§ **Records supplied**
______________________________

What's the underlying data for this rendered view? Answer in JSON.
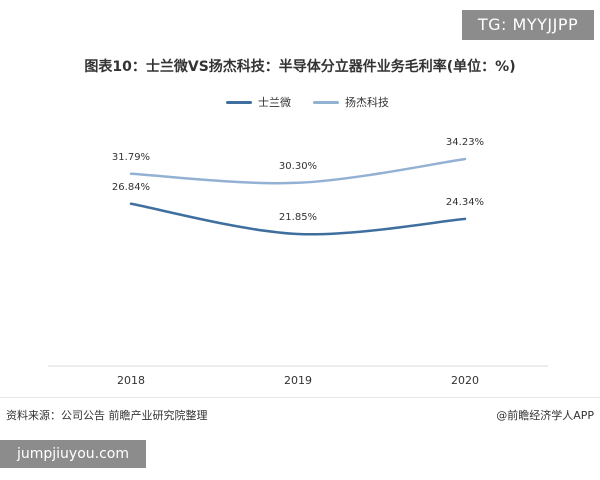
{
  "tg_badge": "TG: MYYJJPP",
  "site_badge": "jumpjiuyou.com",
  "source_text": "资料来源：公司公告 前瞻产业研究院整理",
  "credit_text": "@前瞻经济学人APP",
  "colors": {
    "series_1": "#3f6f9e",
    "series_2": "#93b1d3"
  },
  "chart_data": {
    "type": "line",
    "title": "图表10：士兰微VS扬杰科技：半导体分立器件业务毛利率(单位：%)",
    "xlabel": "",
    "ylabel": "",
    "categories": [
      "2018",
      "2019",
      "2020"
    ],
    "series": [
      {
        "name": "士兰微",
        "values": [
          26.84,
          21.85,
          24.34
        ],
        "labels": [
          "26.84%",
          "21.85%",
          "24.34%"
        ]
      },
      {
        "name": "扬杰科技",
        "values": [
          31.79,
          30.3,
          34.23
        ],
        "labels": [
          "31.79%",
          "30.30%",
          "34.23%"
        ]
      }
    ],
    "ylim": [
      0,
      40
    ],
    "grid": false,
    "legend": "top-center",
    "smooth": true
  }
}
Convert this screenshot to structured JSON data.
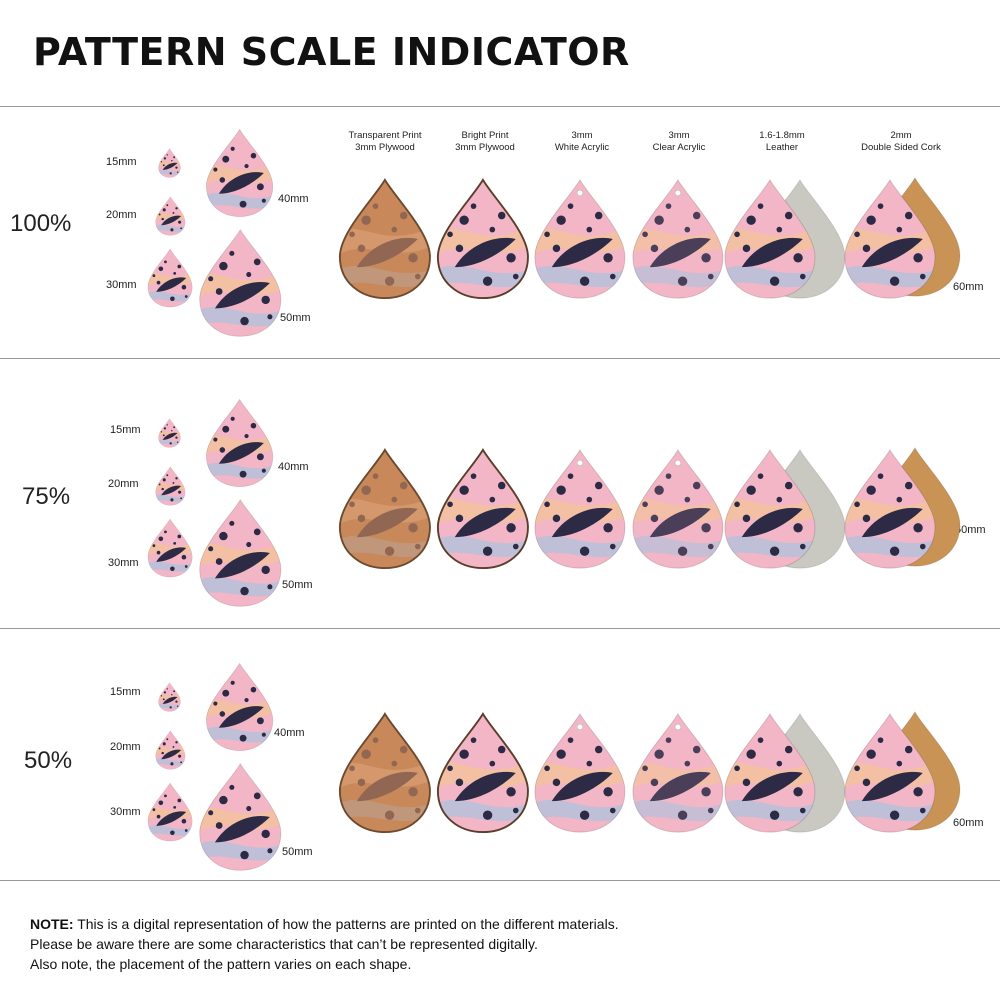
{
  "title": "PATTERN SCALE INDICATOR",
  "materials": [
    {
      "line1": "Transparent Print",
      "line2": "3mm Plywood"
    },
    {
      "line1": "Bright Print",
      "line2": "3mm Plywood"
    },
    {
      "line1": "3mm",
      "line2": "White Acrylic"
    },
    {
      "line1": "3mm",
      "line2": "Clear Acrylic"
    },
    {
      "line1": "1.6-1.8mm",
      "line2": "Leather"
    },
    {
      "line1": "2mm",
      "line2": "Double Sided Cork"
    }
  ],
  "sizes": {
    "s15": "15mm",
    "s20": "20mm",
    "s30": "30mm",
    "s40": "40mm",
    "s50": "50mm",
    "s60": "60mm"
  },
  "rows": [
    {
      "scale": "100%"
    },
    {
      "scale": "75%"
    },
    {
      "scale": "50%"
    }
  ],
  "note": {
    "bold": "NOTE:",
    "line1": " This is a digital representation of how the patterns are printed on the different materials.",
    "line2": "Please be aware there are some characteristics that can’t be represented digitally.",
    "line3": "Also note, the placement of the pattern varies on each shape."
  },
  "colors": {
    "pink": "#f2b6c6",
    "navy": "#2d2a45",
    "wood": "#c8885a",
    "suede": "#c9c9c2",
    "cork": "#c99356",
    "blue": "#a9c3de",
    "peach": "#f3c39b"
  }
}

______________________________

§ **Instruction**
Copy the listing in full and without alteration, omitting every picture.

§ **Answer to the problem**
What's the underlying data for this rendered view? Answer in JSON.
{
  "tg_badge": "TG: MYYJJPP",
  "site_badge": "jumpjiuyou.com",
  "source_text": "资料来源：公司公告 前瞻产业研究院整理",
  "credit_text": "@前瞻经济学人APP",
  "colors": {
    "series_1": "#3f6f9e",
    "series_2": "#93b1d3"
  },
  "chart_data": {
    "type": "line",
    "title": "图表10：士兰微VS扬杰科技：半导体分立器件业务毛利率(单位：%)",
    "xlabel": "",
    "ylabel": "",
    "categories": [
      "2018",
      "2019",
      "2020"
    ],
    "series": [
      {
        "name": "士兰微",
        "values": [
          26.84,
          21.85,
          24.34
        ],
        "labels": [
          "26.84%",
          "21.85%",
          "24.34%"
        ]
      },
      {
        "name": "扬杰科技",
        "values": [
          31.79,
          30.3,
          34.23
        ],
        "labels": [
          "31.79%",
          "30.30%",
          "34.23%"
        ]
      }
    ],
    "ylim": [
      0,
      40
    ],
    "grid": false,
    "legend": "top-center",
    "smooth": true
  }
}
Convert this screenshot to structured JSON data.
{
  "title": "PATTERN SCALE INDICATOR",
  "materials": [
    {
      "line1": "Transparent Print",
      "line2": "3mm Plywood"
    },
    {
      "line1": "Bright Print",
      "line2": "3mm Plywood"
    },
    {
      "line1": "3mm",
      "line2": "White Acrylic"
    },
    {
      "line1": "3mm",
      "line2": "Clear Acrylic"
    },
    {
      "line1": "1.6-1.8mm",
      "line2": "Leather"
    },
    {
      "line1": "2mm",
      "line2": "Double Sided Cork"
    }
  ],
  "sizes": {
    "s15": "15mm",
    "s20": "20mm",
    "s30": "30mm",
    "s40": "40mm",
    "s50": "50mm",
    "s60": "60mm"
  },
  "rows": [
    {
      "scale": "100%"
    },
    {
      "scale": "75%"
    },
    {
      "scale": "50%"
    }
  ],
  "note": {
    "bold": "NOTE:",
    "line1": " This is a digital representation of how the patterns are printed on the different materials.",
    "line2": "Please be aware there are some characteristics that can’t be represented digitally.",
    "line3": "Also note, the placement of the pattern varies on each shape."
  },
  "colors": {
    "pink": "#f2b6c6",
    "navy": "#2d2a45",
    "wood": "#c8885a",
    "suede": "#c9c9c2",
    "cork": "#c99356",
    "blue": "#a9c3de",
    "peach": "#f3c39b"
  }
}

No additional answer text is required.